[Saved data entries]
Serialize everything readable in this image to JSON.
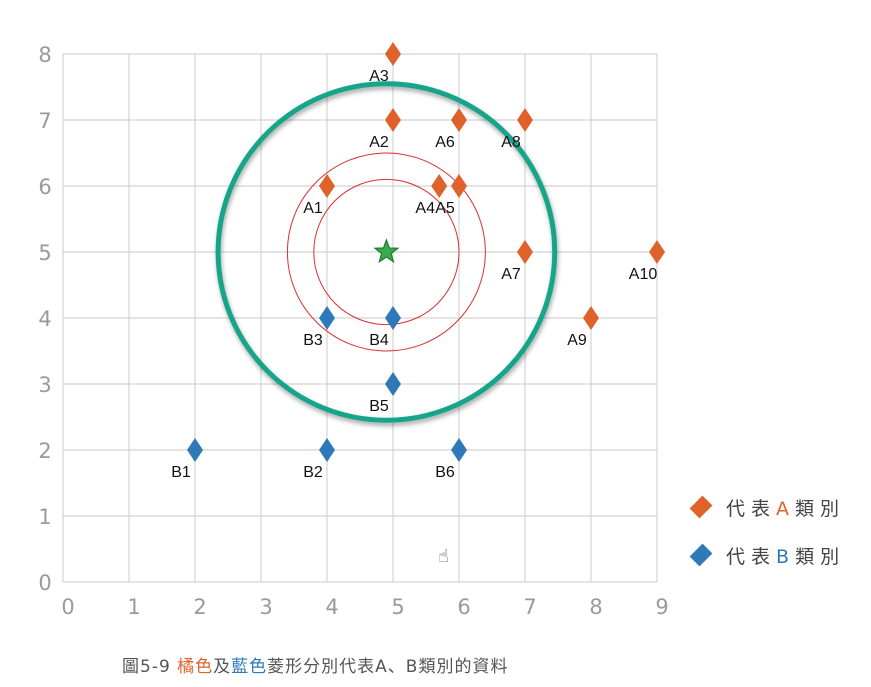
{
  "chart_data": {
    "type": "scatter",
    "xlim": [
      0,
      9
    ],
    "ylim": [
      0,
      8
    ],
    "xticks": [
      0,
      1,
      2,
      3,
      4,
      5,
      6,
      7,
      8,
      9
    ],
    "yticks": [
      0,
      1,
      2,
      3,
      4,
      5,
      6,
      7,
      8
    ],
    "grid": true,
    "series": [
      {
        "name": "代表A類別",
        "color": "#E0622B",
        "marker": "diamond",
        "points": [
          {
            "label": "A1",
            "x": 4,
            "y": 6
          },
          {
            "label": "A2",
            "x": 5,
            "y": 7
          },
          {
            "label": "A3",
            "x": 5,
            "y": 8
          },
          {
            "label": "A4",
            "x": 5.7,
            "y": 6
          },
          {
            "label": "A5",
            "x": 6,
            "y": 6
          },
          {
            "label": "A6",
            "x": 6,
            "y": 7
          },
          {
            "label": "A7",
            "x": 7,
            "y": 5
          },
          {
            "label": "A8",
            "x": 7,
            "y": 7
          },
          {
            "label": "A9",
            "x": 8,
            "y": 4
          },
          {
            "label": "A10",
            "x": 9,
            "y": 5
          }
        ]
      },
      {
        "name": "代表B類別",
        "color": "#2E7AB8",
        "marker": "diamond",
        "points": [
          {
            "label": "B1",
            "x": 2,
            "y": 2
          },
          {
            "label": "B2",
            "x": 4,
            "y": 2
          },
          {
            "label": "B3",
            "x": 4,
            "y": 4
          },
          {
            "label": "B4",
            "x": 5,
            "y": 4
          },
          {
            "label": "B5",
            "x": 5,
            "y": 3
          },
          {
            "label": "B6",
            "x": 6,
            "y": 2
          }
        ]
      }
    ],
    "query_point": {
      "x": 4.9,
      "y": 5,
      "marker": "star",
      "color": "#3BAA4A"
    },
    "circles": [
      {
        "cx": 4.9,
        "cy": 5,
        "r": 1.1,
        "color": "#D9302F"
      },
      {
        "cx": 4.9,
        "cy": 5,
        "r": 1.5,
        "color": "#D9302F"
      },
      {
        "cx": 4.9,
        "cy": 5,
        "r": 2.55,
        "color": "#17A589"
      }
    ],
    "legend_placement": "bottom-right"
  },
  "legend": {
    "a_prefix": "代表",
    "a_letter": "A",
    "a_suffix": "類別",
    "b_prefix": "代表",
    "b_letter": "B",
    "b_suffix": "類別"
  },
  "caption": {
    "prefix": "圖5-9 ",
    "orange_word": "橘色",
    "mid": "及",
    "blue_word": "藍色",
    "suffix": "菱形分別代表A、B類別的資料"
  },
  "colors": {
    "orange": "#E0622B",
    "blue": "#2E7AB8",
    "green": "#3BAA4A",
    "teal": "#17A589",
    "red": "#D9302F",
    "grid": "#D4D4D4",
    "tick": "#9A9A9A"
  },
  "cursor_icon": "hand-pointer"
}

WORK TO BE COMPLETED: Copy the whole of the material above exactly, but not its images.

WORKED ANSWER:
Serialize everything readable in this image to JSON.
{
  "chart_data": {
    "type": "scatter",
    "xlim": [
      0,
      9
    ],
    "ylim": [
      0,
      8
    ],
    "xticks": [
      0,
      1,
      2,
      3,
      4,
      5,
      6,
      7,
      8,
      9
    ],
    "yticks": [
      0,
      1,
      2,
      3,
      4,
      5,
      6,
      7,
      8
    ],
    "grid": true,
    "series": [
      {
        "name": "代表A類別",
        "color": "#E0622B",
        "marker": "diamond",
        "points": [
          {
            "label": "A1",
            "x": 4,
            "y": 6
          },
          {
            "label": "A2",
            "x": 5,
            "y": 7
          },
          {
            "label": "A3",
            "x": 5,
            "y": 8
          },
          {
            "label": "A4",
            "x": 5.7,
            "y": 6
          },
          {
            "label": "A5",
            "x": 6,
            "y": 6
          },
          {
            "label": "A6",
            "x": 6,
            "y": 7
          },
          {
            "label": "A7",
            "x": 7,
            "y": 5
          },
          {
            "label": "A8",
            "x": 7,
            "y": 7
          },
          {
            "label": "A9",
            "x": 8,
            "y": 4
          },
          {
            "label": "A10",
            "x": 9,
            "y": 5
          }
        ]
      },
      {
        "name": "代表B類別",
        "color": "#2E7AB8",
        "marker": "diamond",
        "points": [
          {
            "label": "B1",
            "x": 2,
            "y": 2
          },
          {
            "label": "B2",
            "x": 4,
            "y": 2
          },
          {
            "label": "B3",
            "x": 4,
            "y": 4
          },
          {
            "label": "B4",
            "x": 5,
            "y": 4
          },
          {
            "label": "B5",
            "x": 5,
            "y": 3
          },
          {
            "label": "B6",
            "x": 6,
            "y": 2
          }
        ]
      }
    ],
    "query_point": {
      "x": 4.9,
      "y": 5,
      "marker": "star",
      "color": "#3BAA4A"
    },
    "circles": [
      {
        "cx": 4.9,
        "cy": 5,
        "r": 1.1,
        "color": "#D9302F"
      },
      {
        "cx": 4.9,
        "cy": 5,
        "r": 1.5,
        "color": "#D9302F"
      },
      {
        "cx": 4.9,
        "cy": 5,
        "r": 2.55,
        "color": "#17A589"
      }
    ],
    "legend_placement": "bottom-right"
  },
  "legend": {
    "a_prefix": "代表",
    "a_letter": "A",
    "a_suffix": "類別",
    "b_prefix": "代表",
    "b_letter": "B",
    "b_suffix": "類別"
  },
  "caption": {
    "prefix": "圖5-9 ",
    "orange_word": "橘色",
    "mid": "及",
    "blue_word": "藍色",
    "suffix": "菱形分別代表A、B類別的資料"
  },
  "colors": {
    "orange": "#E0622B",
    "blue": "#2E7AB8",
    "green": "#3BAA4A",
    "teal": "#17A589",
    "red": "#D9302F",
    "grid": "#D4D4D4",
    "tick": "#9A9A9A"
  },
  "cursor_icon": "hand-pointer"
}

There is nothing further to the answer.